• [Raw records]
** Start **
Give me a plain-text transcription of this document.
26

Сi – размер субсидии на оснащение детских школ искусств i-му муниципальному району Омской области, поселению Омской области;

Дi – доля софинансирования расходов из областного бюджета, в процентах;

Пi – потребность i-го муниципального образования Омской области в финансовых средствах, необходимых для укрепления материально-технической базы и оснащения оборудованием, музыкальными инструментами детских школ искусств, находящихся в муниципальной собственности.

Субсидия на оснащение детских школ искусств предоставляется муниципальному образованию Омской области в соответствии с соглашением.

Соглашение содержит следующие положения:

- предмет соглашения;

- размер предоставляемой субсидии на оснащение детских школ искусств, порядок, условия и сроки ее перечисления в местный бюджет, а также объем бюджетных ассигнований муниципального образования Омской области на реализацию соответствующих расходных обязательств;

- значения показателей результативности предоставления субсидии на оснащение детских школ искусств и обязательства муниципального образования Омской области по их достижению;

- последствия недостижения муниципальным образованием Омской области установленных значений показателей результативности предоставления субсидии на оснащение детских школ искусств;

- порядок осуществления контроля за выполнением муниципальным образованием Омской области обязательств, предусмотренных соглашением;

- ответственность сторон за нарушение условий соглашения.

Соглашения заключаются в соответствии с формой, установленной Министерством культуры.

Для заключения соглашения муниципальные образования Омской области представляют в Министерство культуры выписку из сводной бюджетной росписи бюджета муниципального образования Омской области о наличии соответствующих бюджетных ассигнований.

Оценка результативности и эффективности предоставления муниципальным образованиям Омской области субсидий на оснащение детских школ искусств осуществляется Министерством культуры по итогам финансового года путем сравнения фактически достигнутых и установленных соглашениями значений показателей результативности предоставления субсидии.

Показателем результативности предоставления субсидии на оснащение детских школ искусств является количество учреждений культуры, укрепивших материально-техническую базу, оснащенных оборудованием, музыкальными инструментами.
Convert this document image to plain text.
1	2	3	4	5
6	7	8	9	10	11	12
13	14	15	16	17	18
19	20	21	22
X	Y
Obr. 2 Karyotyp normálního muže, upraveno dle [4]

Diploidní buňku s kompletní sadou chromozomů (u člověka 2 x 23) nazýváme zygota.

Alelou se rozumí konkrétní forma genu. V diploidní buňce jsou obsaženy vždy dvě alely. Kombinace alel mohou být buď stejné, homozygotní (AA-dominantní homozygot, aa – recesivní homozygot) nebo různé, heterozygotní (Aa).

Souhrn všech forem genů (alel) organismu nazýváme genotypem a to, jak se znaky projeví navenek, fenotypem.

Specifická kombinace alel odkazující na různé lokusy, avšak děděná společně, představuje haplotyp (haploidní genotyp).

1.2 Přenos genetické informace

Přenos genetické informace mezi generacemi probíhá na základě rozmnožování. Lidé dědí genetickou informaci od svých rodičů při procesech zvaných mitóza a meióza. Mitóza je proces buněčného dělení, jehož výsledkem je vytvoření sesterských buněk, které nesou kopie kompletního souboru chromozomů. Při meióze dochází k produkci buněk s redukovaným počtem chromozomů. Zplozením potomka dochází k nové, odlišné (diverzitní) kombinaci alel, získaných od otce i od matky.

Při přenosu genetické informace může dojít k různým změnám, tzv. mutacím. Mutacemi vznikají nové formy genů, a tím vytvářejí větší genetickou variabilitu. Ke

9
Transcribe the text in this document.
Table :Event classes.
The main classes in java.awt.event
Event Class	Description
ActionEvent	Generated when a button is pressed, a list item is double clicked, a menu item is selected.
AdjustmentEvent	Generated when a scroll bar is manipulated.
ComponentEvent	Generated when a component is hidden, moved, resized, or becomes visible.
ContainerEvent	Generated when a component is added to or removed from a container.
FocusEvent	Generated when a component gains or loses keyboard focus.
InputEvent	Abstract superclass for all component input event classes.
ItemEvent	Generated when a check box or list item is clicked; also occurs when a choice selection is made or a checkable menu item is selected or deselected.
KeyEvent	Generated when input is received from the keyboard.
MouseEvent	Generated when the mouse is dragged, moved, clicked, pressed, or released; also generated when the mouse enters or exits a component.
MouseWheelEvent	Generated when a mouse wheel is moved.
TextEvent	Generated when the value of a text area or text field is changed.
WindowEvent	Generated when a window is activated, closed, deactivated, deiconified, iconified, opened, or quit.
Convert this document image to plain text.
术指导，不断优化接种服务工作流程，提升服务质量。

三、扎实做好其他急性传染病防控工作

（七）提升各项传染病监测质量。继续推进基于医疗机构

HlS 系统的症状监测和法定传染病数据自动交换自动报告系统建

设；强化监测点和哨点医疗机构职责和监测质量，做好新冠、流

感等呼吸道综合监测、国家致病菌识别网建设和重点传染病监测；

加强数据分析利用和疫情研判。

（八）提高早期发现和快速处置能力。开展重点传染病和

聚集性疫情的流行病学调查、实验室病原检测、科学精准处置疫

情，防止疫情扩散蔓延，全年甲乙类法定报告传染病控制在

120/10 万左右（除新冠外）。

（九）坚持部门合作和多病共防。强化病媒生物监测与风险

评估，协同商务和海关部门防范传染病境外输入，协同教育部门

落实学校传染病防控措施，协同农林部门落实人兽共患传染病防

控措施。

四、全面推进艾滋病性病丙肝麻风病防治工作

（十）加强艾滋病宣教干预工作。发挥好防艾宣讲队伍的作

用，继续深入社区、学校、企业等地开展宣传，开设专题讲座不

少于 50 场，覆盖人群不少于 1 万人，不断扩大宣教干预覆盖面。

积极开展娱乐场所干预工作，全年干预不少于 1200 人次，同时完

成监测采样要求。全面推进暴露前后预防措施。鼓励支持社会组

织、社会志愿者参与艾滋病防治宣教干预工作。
** End **
Check each line of the material above for "соответствующих" and say how many lines contain it, giving the number alone.

2